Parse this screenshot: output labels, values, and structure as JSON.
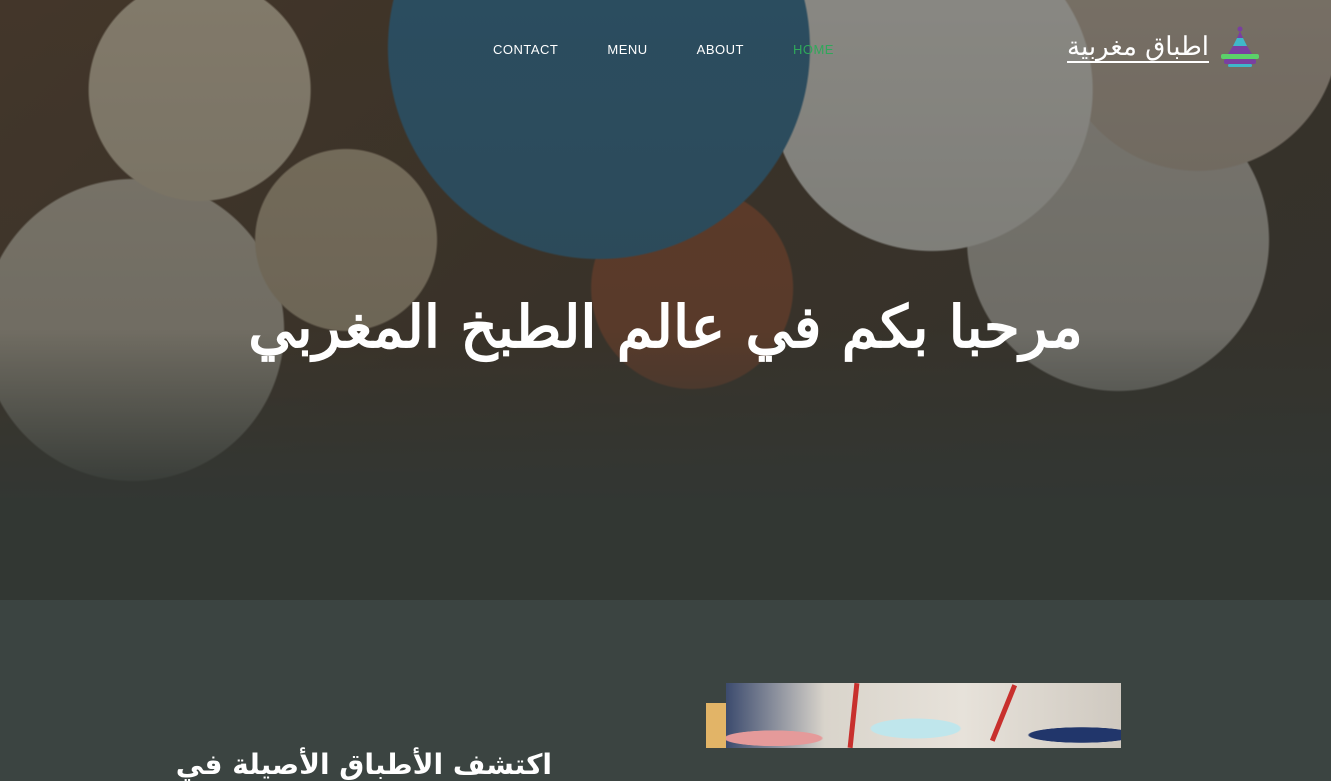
{
  "nav": {
    "items": [
      {
        "label": "CONTACT"
      },
      {
        "label": "MENU"
      },
      {
        "label": "ABOUT"
      },
      {
        "label": "HOME",
        "active": true
      }
    ],
    "active_color": "#2fa85a"
  },
  "logo": {
    "text": "اطباق مغربية",
    "icon": "tagine-icon"
  },
  "hero": {
    "title": "مرحبا بكم في عالم الطبخ المغربي",
    "image": "moroccan-dishes-table-photo"
  },
  "section": {
    "heading": "اكتشف الأطباق الأصيلة في",
    "image": "plates-and-utensils-photo",
    "accent_color": "#e2b467"
  },
  "colors": {
    "page_background": "#3b4441",
    "text": "#ffffff"
  }
}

* * * * *

Without the pictures, write out every entry precisely as it appears.

#### CORRECT OUTPUT
Parse this screenshot: output labels, values, and structure as JSON.
{
  "nav": {
    "items": [
      {
        "label": "CONTACT"
      },
      {
        "label": "MENU"
      },
      {
        "label": "ABOUT"
      },
      {
        "label": "HOME",
        "active": true
      }
    ],
    "active_color": "#2fa85a"
  },
  "logo": {
    "text": "اطباق مغربية",
    "icon": "tagine-icon"
  },
  "hero": {
    "title": "مرحبا بكم في عالم الطبخ المغربي",
    "image": "moroccan-dishes-table-photo"
  },
  "section": {
    "heading": "اكتشف الأطباق الأصيلة في",
    "image": "plates-and-utensils-photo",
    "accent_color": "#e2b467"
  },
  "colors": {
    "page_background": "#3b4441",
    "text": "#ffffff"
  }
}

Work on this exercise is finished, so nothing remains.